[Data excerpts]

==================================================

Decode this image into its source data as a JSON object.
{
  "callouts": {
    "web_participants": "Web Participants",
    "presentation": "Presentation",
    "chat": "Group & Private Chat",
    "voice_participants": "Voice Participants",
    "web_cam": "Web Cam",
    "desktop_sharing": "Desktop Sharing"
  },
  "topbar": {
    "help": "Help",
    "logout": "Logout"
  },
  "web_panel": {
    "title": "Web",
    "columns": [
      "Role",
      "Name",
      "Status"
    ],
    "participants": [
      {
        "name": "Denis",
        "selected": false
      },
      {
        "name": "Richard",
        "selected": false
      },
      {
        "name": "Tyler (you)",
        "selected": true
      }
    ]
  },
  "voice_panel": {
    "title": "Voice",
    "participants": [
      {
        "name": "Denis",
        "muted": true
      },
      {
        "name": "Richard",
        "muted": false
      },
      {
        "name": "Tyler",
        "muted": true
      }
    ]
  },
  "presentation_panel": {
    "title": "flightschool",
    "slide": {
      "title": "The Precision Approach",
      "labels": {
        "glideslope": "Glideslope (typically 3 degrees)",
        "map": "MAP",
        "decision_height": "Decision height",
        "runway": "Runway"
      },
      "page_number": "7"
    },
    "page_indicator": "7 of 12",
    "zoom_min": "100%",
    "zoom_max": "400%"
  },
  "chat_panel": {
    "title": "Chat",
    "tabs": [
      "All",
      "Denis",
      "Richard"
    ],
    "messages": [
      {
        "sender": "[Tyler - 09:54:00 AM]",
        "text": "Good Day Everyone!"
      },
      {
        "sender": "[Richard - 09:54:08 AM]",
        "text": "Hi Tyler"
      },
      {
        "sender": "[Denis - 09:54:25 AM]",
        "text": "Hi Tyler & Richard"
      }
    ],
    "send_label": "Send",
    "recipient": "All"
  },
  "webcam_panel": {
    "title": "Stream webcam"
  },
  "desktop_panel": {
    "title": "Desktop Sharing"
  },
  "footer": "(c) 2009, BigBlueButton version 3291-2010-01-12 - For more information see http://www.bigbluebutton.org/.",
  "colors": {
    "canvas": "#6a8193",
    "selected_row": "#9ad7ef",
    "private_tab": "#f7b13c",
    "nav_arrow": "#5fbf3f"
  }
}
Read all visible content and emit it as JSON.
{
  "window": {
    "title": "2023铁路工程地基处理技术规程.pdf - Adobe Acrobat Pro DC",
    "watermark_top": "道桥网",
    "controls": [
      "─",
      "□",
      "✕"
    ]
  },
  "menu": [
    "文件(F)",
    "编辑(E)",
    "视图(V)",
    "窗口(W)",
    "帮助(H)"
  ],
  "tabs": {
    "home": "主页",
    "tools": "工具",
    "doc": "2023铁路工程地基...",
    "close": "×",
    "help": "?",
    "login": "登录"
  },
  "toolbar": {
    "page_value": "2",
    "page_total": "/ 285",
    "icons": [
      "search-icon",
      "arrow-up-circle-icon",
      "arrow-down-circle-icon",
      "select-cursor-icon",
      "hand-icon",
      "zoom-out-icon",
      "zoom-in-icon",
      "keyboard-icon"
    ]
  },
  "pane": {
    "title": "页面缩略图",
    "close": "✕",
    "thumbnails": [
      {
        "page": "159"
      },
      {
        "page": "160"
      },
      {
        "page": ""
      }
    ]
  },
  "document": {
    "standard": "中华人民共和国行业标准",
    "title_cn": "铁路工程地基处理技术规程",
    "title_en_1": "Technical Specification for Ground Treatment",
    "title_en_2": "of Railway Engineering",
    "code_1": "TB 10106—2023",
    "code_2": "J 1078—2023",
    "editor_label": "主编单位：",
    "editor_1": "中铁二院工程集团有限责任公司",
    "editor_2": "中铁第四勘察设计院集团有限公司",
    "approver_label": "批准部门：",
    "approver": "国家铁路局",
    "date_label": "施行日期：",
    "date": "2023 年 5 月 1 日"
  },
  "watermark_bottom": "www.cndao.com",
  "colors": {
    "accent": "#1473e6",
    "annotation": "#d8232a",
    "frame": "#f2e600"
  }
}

==================================================

=== STATED PROBLEM ===
Starting from the line containing "Read all visible content and emit it as JSON." and ending with the final line of the data, reproduce each line exactly as it appears, including no other lines.

=== THE RESULT ===
Read all visible content and emit it as JSON.
{
  "window": {
    "title": "2023铁路工程地基处理技术规程.pdf - Adobe Acrobat Pro DC",
    "watermark_top": "道桥网",
    "controls": [
      "─",
      "□",
      "✕"
    ]
  },
  "menu": [
    "文件(F)",
    "编辑(E)",
    "视图(V)",
    "窗口(W)",
    "帮助(H)"
  ],
  "tabs": {
    "home": "主页",
    "tools": "工具",
    "doc": "2023铁路工程地基...",
    "close": "×",
    "help": "?",
    "login": "登录"
  },
  "toolbar": {
    "page_value": "2",
    "page_total": "/ 285",
    "icons": [
      "search-icon",
      "arrow-up-circle-icon",
      "arrow-down-circle-icon",
      "select-cursor-icon",
      "hand-icon",
      "zoom-out-icon",
      "zoom-in-icon",
      "keyboard-icon"
    ]
  },
  "pane": {
    "title": "页面缩略图",
    "close": "✕",
    "thumbnails": [
      {
        "page": "159"
      },
      {
        "page": "160"
      },
      {
        "page": ""
      }
    ]
  },
  "document": {
    "standard": "中华人民共和国行业标准",
    "title_cn": "铁路工程地基处理技术规程",
    "title_en_1": "Technical Specification for Ground Treatment",
    "title_en_2": "of Railway Engineering",
    "code_1": "TB 10106—2023",
    "code_2": "J 1078—2023",
    "editor_label": "主编单位：",
    "editor_1": "中铁二院工程集团有限责任公司",
    "editor_2": "中铁第四勘察设计院集团有限公司",
    "approver_label": "批准部门：",
    "approver": "国家铁路局",
    "date_label": "施行日期：",
    "date": "2023 年 5 月 1 日"
  },
  "watermark_bottom": "www.cndao.com",
  "colors": {
    "accent": "#1473e6",
    "annotation": "#d8232a",
    "frame": "#f2e600"
  }
}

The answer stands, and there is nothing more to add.